WHAT YOU HAVE TO DO: Find all lines in the listing that include the word "profit", then copy them.

Start of TASK INPUT

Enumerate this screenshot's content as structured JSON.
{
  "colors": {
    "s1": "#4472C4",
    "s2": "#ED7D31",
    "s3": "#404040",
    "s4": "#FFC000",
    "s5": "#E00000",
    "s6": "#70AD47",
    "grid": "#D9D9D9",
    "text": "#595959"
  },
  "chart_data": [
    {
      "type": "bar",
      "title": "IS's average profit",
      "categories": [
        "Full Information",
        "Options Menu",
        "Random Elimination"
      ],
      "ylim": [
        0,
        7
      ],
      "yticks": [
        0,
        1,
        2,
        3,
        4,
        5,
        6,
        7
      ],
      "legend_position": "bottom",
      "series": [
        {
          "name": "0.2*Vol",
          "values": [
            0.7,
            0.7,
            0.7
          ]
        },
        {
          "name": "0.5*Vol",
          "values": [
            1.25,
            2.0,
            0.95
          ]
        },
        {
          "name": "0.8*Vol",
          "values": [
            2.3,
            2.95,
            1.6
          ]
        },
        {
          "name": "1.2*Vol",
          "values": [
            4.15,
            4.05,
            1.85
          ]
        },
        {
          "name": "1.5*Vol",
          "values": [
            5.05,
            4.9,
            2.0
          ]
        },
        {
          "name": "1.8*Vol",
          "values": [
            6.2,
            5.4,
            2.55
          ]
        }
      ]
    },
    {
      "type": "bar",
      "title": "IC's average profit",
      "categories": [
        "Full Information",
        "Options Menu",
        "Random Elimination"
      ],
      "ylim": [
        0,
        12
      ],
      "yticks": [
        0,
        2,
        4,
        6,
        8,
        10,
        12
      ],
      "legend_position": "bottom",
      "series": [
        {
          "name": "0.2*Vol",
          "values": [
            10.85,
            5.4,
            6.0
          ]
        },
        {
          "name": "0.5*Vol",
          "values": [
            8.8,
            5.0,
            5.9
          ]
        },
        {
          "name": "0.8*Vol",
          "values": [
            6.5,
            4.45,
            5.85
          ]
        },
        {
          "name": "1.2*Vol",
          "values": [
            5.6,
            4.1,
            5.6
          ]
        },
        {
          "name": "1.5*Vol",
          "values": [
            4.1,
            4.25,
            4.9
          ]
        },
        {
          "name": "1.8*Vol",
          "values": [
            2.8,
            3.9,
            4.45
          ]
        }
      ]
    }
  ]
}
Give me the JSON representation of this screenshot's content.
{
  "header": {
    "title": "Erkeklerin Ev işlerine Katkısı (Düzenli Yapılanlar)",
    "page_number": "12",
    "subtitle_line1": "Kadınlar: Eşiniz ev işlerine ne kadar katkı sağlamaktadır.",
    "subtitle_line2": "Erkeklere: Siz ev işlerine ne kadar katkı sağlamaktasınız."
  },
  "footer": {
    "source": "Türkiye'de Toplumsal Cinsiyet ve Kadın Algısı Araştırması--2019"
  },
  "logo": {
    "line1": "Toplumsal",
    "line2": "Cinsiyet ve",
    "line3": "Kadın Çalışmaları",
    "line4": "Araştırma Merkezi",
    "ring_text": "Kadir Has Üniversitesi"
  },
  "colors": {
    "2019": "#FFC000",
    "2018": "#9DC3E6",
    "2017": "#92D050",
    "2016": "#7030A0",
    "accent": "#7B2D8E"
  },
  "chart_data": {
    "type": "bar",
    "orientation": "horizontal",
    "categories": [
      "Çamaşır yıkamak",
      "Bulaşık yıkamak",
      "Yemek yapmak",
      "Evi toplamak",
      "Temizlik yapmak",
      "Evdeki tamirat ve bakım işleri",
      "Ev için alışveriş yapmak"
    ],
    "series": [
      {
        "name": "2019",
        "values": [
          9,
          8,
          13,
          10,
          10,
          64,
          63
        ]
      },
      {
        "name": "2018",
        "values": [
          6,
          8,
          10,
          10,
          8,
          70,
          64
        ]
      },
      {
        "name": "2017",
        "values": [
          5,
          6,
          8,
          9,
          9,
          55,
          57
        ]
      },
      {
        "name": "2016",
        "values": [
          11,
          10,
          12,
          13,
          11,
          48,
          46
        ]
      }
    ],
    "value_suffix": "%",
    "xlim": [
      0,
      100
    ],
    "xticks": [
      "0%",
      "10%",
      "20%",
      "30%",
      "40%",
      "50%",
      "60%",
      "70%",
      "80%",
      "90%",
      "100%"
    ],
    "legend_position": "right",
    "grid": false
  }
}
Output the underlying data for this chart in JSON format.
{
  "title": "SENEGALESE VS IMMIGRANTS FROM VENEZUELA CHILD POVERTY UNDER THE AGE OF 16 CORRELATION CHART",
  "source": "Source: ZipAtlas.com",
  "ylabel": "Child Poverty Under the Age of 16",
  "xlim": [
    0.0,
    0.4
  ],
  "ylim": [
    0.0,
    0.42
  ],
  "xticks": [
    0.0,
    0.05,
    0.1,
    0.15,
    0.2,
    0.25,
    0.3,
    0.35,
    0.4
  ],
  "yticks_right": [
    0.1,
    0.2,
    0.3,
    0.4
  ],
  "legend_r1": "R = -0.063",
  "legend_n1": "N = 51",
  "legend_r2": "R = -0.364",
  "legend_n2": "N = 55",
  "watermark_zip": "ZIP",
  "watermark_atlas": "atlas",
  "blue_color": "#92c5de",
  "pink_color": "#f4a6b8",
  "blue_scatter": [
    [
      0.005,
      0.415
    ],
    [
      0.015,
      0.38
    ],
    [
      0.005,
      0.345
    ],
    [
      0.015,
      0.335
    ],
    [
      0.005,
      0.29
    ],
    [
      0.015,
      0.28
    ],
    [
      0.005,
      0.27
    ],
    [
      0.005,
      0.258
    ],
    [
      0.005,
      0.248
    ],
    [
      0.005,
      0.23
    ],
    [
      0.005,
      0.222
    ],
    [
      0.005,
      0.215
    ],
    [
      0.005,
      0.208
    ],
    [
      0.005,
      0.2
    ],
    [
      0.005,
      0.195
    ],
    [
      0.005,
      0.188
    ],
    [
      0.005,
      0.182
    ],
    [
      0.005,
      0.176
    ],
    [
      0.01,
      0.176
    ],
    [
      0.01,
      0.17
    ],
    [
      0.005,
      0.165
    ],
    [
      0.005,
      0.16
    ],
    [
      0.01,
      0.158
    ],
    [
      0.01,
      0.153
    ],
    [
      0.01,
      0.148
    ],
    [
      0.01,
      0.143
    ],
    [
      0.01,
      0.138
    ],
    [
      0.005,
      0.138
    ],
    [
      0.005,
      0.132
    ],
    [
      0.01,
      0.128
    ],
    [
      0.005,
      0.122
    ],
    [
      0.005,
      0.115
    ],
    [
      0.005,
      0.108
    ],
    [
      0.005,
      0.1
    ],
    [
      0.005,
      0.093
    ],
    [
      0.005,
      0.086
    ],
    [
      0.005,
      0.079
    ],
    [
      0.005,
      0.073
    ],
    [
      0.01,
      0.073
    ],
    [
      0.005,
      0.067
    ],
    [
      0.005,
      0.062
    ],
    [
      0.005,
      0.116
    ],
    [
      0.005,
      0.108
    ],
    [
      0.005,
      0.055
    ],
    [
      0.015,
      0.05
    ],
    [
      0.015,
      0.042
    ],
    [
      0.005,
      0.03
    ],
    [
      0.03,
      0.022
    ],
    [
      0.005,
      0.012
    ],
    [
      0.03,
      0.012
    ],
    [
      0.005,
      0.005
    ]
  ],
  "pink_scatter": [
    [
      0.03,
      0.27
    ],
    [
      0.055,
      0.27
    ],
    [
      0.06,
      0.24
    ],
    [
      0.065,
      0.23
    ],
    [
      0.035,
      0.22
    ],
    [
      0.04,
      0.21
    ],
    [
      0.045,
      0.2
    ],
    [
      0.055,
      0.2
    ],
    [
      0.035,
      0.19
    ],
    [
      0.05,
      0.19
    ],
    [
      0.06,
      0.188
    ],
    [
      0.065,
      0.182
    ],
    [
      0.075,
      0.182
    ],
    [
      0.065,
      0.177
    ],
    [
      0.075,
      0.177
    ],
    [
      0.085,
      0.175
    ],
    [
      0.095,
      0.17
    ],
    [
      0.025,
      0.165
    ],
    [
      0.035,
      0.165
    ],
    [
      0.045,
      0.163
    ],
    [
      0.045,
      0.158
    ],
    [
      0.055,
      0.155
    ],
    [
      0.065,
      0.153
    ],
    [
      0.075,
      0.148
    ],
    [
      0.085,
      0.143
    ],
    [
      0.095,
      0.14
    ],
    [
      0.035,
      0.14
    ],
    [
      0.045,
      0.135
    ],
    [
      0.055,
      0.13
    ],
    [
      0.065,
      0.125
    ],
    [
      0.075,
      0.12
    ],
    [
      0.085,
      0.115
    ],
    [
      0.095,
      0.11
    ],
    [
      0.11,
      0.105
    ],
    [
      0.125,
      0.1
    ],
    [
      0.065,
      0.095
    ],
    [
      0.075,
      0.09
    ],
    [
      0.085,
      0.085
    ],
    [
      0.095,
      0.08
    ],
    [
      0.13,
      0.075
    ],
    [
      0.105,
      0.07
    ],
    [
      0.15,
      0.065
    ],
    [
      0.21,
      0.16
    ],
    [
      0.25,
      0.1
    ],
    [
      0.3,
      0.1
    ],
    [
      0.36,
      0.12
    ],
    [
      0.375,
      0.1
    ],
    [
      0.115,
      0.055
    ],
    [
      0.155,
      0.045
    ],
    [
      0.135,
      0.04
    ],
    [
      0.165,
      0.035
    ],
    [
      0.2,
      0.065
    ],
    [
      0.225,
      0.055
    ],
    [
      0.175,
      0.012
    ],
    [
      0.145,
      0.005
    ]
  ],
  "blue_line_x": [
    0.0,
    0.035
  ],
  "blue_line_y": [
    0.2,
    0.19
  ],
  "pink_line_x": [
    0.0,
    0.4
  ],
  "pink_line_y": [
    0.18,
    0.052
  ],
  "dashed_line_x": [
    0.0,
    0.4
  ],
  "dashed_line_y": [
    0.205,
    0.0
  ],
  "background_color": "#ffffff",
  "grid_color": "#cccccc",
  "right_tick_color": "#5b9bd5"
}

End of TASK INPUT

RESULT OF THIS EXERCISE:
      "title": "IS's average profit",
      "title": "IC's average profit",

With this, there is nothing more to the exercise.